[Entries taken from a collection]
++++++
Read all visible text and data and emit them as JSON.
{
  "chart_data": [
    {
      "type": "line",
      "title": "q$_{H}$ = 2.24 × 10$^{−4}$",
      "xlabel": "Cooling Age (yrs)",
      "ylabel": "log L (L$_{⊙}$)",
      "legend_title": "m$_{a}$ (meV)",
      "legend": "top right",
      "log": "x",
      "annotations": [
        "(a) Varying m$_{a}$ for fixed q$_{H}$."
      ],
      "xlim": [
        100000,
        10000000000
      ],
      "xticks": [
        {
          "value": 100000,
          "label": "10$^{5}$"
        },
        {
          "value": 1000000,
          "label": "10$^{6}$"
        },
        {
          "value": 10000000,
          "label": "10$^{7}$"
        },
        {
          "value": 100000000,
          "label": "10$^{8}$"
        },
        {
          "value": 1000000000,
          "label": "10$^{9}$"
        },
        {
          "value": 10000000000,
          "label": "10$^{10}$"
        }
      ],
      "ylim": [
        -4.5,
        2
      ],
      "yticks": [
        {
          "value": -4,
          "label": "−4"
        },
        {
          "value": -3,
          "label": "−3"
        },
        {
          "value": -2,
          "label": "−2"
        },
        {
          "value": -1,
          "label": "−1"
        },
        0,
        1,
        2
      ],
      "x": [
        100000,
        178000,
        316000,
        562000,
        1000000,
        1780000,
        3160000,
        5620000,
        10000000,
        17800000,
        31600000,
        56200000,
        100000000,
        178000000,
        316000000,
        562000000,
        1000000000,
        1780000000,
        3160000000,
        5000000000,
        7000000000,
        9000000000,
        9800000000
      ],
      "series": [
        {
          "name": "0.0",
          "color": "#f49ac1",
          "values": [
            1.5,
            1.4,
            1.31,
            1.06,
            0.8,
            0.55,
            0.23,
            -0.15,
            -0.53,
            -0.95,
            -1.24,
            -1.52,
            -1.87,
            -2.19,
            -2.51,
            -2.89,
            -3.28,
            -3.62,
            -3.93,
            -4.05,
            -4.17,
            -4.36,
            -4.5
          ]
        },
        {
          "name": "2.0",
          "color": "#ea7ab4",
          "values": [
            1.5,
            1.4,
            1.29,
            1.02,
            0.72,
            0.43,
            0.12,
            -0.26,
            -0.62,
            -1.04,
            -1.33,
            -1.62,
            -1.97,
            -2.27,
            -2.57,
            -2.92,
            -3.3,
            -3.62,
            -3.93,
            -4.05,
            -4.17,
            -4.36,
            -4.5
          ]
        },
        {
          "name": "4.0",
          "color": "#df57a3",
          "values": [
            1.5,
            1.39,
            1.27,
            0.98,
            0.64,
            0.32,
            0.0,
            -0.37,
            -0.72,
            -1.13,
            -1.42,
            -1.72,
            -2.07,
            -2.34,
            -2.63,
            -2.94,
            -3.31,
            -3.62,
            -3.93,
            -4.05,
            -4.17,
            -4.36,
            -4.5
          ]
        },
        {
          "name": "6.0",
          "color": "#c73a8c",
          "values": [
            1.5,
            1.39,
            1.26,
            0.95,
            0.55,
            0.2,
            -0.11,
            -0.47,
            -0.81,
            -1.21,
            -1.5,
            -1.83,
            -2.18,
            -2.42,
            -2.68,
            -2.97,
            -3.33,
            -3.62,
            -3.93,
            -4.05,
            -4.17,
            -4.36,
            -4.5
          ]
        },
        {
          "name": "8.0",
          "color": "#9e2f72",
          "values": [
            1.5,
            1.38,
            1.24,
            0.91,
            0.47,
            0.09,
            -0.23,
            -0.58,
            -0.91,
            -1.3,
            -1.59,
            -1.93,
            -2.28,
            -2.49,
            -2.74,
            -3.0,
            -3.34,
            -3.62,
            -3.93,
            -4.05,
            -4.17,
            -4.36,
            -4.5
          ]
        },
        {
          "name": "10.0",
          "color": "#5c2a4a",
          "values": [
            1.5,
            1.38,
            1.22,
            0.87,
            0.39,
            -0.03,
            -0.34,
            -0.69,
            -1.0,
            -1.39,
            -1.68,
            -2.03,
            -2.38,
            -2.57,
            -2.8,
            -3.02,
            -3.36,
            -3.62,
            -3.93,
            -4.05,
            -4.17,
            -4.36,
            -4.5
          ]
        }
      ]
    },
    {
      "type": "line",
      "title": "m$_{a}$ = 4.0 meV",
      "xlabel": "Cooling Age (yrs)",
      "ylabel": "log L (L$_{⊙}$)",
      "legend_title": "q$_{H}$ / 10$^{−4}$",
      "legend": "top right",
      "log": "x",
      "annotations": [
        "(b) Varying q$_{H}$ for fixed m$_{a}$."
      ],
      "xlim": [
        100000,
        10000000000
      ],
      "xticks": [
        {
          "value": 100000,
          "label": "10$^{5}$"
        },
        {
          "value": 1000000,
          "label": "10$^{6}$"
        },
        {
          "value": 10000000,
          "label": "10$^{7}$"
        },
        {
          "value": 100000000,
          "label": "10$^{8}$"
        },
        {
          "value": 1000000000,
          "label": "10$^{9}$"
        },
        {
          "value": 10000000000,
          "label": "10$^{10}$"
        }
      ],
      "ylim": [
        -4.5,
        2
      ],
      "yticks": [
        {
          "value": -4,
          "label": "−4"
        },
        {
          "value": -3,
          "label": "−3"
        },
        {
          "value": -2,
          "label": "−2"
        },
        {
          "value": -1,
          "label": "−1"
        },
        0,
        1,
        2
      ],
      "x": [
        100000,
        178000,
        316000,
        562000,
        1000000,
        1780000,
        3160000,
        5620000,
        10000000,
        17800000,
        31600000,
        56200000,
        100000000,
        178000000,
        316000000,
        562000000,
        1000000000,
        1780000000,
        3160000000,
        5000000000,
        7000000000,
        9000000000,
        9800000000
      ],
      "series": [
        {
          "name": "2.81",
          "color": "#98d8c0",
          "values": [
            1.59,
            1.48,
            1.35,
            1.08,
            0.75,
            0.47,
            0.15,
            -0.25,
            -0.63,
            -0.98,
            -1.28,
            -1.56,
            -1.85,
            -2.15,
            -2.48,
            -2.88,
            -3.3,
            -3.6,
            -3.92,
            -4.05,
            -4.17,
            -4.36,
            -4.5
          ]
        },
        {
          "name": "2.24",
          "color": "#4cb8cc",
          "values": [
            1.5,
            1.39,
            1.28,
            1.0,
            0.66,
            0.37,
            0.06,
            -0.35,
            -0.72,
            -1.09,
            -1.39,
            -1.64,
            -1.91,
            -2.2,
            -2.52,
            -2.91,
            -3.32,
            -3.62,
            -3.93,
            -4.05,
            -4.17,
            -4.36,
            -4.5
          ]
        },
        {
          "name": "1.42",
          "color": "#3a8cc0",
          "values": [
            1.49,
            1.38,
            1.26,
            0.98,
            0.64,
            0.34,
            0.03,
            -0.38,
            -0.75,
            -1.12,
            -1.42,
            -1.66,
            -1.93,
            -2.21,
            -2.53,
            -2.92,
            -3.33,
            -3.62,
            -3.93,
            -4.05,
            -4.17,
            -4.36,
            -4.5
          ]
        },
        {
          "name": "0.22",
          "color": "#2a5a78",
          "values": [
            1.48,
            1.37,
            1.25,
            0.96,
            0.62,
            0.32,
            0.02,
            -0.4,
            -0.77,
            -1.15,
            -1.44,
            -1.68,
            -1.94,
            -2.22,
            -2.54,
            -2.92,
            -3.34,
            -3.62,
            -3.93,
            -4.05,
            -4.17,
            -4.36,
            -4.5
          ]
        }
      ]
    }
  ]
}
++++++
- _Stated problem_: Find how many lines in the records contain the string "color", then give the number alone.

- _Response_: 10